### Problem
The entries below contain pictures. Retype everything except those pictures, exactly as given.

----

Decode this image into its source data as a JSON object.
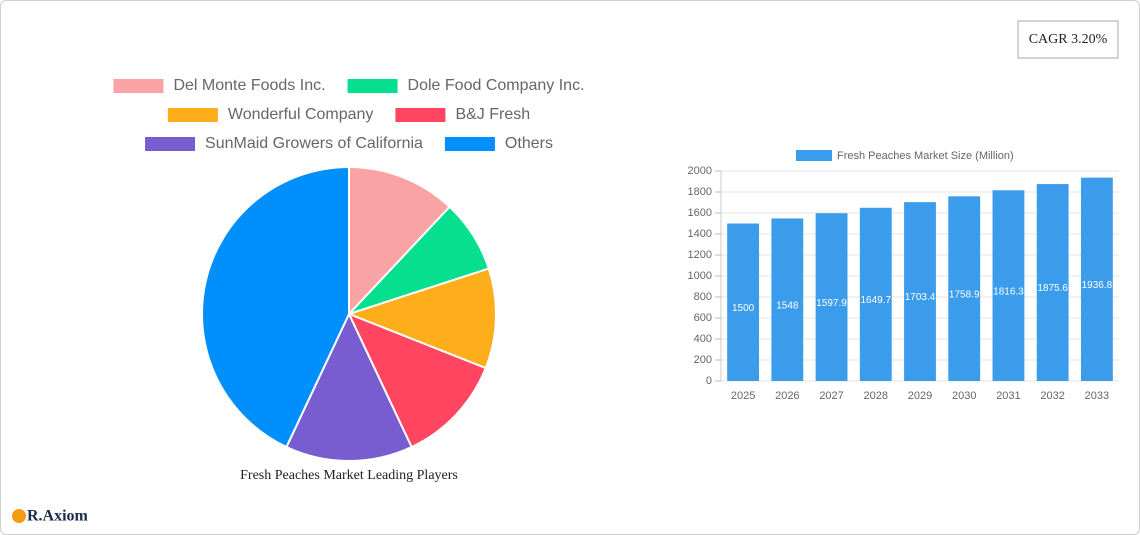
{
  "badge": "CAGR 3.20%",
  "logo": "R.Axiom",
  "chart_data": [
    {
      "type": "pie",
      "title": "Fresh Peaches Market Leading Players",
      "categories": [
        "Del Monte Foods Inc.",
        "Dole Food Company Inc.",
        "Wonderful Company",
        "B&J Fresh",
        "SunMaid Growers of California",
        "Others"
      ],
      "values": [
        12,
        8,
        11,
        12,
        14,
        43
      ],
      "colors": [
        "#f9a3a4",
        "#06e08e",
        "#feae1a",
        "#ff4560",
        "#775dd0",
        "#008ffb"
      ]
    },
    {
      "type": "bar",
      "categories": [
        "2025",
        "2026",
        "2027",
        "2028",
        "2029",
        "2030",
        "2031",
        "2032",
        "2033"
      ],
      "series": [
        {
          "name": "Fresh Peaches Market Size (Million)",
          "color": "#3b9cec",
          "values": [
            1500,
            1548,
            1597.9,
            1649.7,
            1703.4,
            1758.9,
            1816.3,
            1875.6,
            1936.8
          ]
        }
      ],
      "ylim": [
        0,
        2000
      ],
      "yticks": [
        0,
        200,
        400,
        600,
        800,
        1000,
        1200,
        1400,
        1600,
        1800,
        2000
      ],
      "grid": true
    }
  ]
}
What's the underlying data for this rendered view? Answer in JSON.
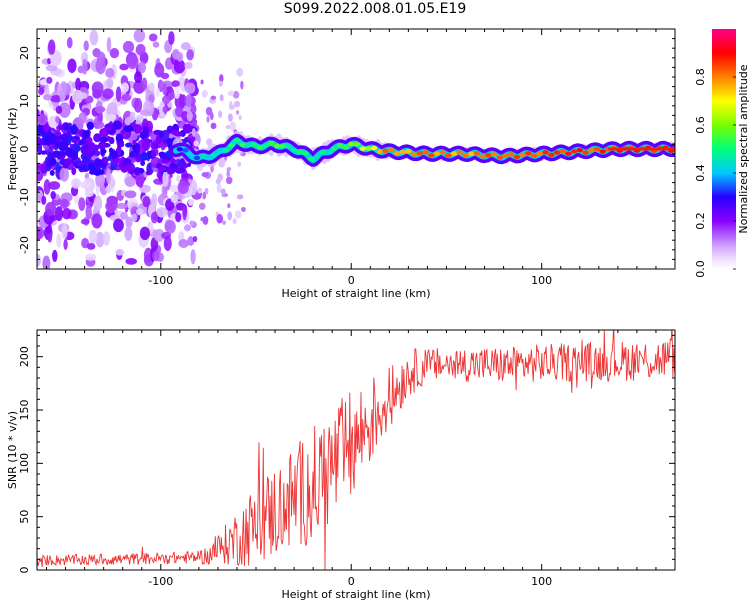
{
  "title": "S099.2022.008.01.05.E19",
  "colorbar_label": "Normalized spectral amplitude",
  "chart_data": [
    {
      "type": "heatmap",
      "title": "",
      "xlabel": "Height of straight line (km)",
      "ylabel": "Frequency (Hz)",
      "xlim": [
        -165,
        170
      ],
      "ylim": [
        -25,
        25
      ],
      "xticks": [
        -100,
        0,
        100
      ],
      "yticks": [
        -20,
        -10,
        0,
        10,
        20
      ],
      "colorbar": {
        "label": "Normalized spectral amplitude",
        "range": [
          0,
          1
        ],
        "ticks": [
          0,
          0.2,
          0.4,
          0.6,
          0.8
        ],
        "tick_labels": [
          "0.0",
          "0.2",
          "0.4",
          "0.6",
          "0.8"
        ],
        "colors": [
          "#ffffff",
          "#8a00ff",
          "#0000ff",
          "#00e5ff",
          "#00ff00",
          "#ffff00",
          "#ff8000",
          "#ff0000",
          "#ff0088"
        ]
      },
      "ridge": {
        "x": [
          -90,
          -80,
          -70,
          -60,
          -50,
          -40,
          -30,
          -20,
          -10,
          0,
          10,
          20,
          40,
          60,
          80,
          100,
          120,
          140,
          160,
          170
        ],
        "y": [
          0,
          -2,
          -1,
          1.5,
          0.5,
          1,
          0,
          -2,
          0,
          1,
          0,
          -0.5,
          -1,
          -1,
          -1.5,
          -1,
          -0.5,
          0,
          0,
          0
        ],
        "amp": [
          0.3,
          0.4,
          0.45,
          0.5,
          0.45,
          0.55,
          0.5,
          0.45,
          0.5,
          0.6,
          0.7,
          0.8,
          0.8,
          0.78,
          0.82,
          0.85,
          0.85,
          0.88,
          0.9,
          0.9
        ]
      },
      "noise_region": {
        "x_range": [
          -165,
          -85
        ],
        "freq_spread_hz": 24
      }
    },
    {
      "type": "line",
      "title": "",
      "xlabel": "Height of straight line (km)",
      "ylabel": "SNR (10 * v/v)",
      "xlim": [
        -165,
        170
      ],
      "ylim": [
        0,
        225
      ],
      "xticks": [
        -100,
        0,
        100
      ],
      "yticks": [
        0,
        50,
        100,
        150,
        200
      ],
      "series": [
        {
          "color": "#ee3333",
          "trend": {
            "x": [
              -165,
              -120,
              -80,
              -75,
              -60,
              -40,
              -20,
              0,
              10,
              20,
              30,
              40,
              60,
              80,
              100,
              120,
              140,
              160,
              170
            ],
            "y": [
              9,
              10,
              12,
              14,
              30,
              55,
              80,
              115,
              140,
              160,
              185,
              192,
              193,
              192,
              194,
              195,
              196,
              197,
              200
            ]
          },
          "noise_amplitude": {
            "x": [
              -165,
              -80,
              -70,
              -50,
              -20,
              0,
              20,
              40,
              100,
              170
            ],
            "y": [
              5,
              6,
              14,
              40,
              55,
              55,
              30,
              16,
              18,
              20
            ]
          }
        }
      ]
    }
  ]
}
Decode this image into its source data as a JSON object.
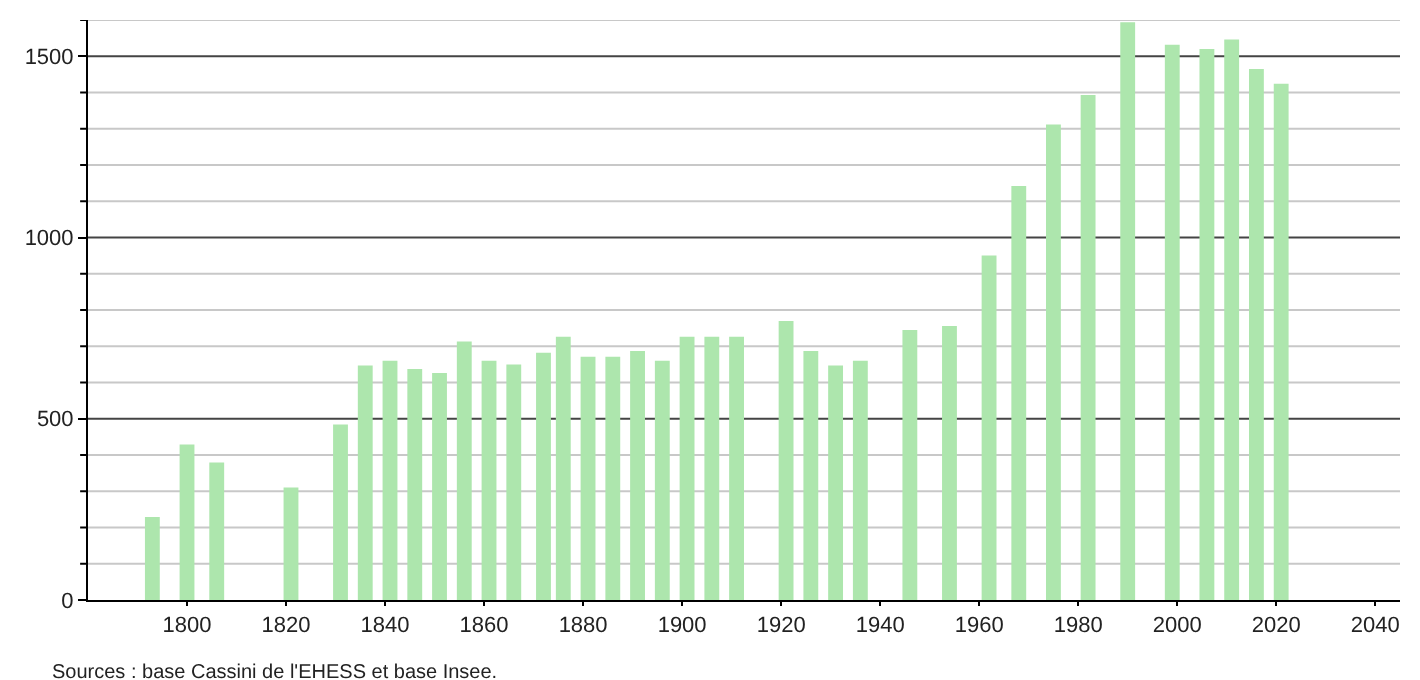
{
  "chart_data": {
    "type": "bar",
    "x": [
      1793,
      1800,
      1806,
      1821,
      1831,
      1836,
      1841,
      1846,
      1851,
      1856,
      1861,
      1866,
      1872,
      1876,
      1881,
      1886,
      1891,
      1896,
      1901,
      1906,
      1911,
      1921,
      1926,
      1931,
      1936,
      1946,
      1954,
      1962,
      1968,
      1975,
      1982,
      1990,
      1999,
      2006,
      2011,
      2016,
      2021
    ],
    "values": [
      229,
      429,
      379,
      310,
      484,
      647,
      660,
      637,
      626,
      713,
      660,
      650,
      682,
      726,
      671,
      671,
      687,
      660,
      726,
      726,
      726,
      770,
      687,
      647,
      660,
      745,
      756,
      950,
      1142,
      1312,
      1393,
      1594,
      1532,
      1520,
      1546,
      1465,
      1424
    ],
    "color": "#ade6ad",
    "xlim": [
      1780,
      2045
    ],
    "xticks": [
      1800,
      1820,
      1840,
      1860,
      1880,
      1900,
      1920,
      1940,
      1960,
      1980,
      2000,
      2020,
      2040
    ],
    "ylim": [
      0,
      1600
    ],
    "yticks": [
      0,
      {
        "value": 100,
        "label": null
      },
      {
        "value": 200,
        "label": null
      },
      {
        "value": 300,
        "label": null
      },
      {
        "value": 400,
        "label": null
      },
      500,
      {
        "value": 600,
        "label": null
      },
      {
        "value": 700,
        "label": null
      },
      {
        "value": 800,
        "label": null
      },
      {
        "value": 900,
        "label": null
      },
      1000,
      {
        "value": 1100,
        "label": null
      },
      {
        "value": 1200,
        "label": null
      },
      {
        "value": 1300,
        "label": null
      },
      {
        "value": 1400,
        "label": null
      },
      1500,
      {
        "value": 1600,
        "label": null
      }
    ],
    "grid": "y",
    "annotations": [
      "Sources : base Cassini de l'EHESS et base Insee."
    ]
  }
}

----

### Complete response
Decode this image into its source data as a JSON object.
{
  "badge": "CAGR 3.20%",
  "logo": "R.Axiom",
  "chart_data": [
    {
      "type": "pie",
      "title": "Fresh Peaches Market Leading Players",
      "categories": [
        "Del Monte Foods Inc.",
        "Dole Food Company Inc.",
        "Wonderful Company",
        "B&J Fresh",
        "SunMaid Growers of California",
        "Others"
      ],
      "values": [
        12,
        8,
        11,
        12,
        14,
        43
      ],
      "colors": [
        "#f9a3a4",
        "#06e08e",
        "#feae1a",
        "#ff4560",
        "#775dd0",
        "#008ffb"
      ]
    },
    {
      "type": "bar",
      "categories": [
        "2025",
        "2026",
        "2027",
        "2028",
        "2029",
        "2030",
        "2031",
        "2032",
        "2033"
      ],
      "series": [
        {
          "name": "Fresh Peaches Market Size (Million)",
          "color": "#3b9cec",
          "values": [
            1500,
            1548,
            1597.9,
            1649.7,
            1703.4,
            1758.9,
            1816.3,
            1875.6,
            1936.8
          ]
        }
      ],
      "ylim": [
        0,
        2000
      ],
      "yticks": [
        0,
        200,
        400,
        600,
        800,
        1000,
        1200,
        1400,
        1600,
        1800,
        2000
      ],
      "grid": true
    }
  ]
}
What's the underlying data for this rendered view? Answer in JSON.
{
  "title": "S099.2022.008.01.05.E19",
  "colorbar_label": "Normalized spectral amplitude",
  "chart_data": [
    {
      "type": "heatmap",
      "title": "",
      "xlabel": "Height of straight line (km)",
      "ylabel": "Frequency (Hz)",
      "xlim": [
        -165,
        170
      ],
      "ylim": [
        -25,
        25
      ],
      "xticks": [
        -100,
        0,
        100
      ],
      "yticks": [
        -20,
        -10,
        0,
        10,
        20
      ],
      "colorbar": {
        "label": "Normalized spectral amplitude",
        "range": [
          0,
          1
        ],
        "ticks": [
          0,
          0.2,
          0.4,
          0.6,
          0.8
        ],
        "tick_labels": [
          "0.0",
          "0.2",
          "0.4",
          "0.6",
          "0.8"
        ],
        "colors": [
          "#ffffff",
          "#8a00ff",
          "#0000ff",
          "#00e5ff",
          "#00ff00",
          "#ffff00",
          "#ff8000",
          "#ff0000",
          "#ff0088"
        ]
      },
      "ridge": {
        "x": [
          -90,
          -80,
          -70,
          -60,
          -50,
          -40,
          -30,
          -20,
          -10,
          0,
          10,
          20,
          40,
          60,
          80,
          100,
          120,
          140,
          160,
          170
        ],
        "y": [
          0,
          -2,
          -1,
          1.5,
          0.5,
          1,
          0,
          -2,
          0,
          1,
          0,
          -0.5,
          -1,
          -1,
          -1.5,
          -1,
          -0.5,
          0,
          0,
          0
        ],
        "amp": [
          0.3,
          0.4,
          0.45,
          0.5,
          0.45,
          0.55,
          0.5,
          0.45,
          0.5,
          0.6,
          0.7,
          0.8,
          0.8,
          0.78,
          0.82,
          0.85,
          0.85,
          0.88,
          0.9,
          0.9
        ]
      },
      "noise_region": {
        "x_range": [
          -165,
          -85
        ],
        "freq_spread_hz": 24
      }
    },
    {
      "type": "line",
      "title": "",
      "xlabel": "Height of straight line (km)",
      "ylabel": "SNR (10 * v/v)",
      "xlim": [
        -165,
        170
      ],
      "ylim": [
        0,
        225
      ],
      "xticks": [
        -100,
        0,
        100
      ],
      "yticks": [
        0,
        50,
        100,
        150,
        200
      ],
      "series": [
        {
          "color": "#ee3333",
          "trend": {
            "x": [
              -165,
              -120,
              -80,
              -75,
              -60,
              -40,
              -20,
              0,
              10,
              20,
              30,
              40,
              60,
              80,
              100,
              120,
              140,
              160,
              170
            ],
            "y": [
              9,
              10,
              12,
              14,
              30,
              55,
              80,
              115,
              140,
              160,
              185,
              192,
              193,
              192,
              194,
              195,
              196,
              197,
              200
            ]
          },
          "noise_amplitude": {
            "x": [
              -165,
              -80,
              -70,
              -50,
              -20,
              0,
              20,
              40,
              100,
              170
            ],
            "y": [
              5,
              6,
              14,
              40,
              55,
              55,
              30,
              16,
              18,
              20
            ]
          }
        }
      ]
    }
  ]
}
Decode this image into its source data as a JSON object.
{
  "chart_data": {
    "type": "bar",
    "x": [
      1793,
      1800,
      1806,
      1821,
      1831,
      1836,
      1841,
      1846,
      1851,
      1856,
      1861,
      1866,
      1872,
      1876,
      1881,
      1886,
      1891,
      1896,
      1901,
      1906,
      1911,
      1921,
      1926,
      1931,
      1936,
      1946,
      1954,
      1962,
      1968,
      1975,
      1982,
      1990,
      1999,
      2006,
      2011,
      2016,
      2021
    ],
    "values": [
      229,
      429,
      379,
      310,
      484,
      647,
      660,
      637,
      626,
      713,
      660,
      650,
      682,
      726,
      671,
      671,
      687,
      660,
      726,
      726,
      726,
      770,
      687,
      647,
      660,
      745,
      756,
      950,
      1142,
      1312,
      1393,
      1594,
      1532,
      1520,
      1546,
      1465,
      1424
    ],
    "color": "#ade6ad",
    "xlim": [
      1780,
      2045
    ],
    "xticks": [
      1800,
      1820,
      1840,
      1860,
      1880,
      1900,
      1920,
      1940,
      1960,
      1980,
      2000,
      2020,
      2040
    ],
    "ylim": [
      0,
      1600
    ],
    "yticks": [
      0,
      {
        "value": 100,
        "label": null
      },
      {
        "value": 200,
        "label": null
      },
      {
        "value": 300,
        "label": null
      },
      {
        "value": 400,
        "label": null
      },
      500,
      {
        "value": 600,
        "label": null
      },
      {
        "value": 700,
        "label": null
      },
      {
        "value": 800,
        "label": null
      },
      {
        "value": 900,
        "label": null
      },
      1000,
      {
        "value": 1100,
        "label": null
      },
      {
        "value": 1200,
        "label": null
      },
      {
        "value": 1300,
        "label": null
      },
      {
        "value": 1400,
        "label": null
      },
      1500,
      {
        "value": 1600,
        "label": null
      }
    ],
    "grid": "y",
    "annotations": [
      "Sources : base Cassini de l'EHESS et base Insee."
    ]
  }
}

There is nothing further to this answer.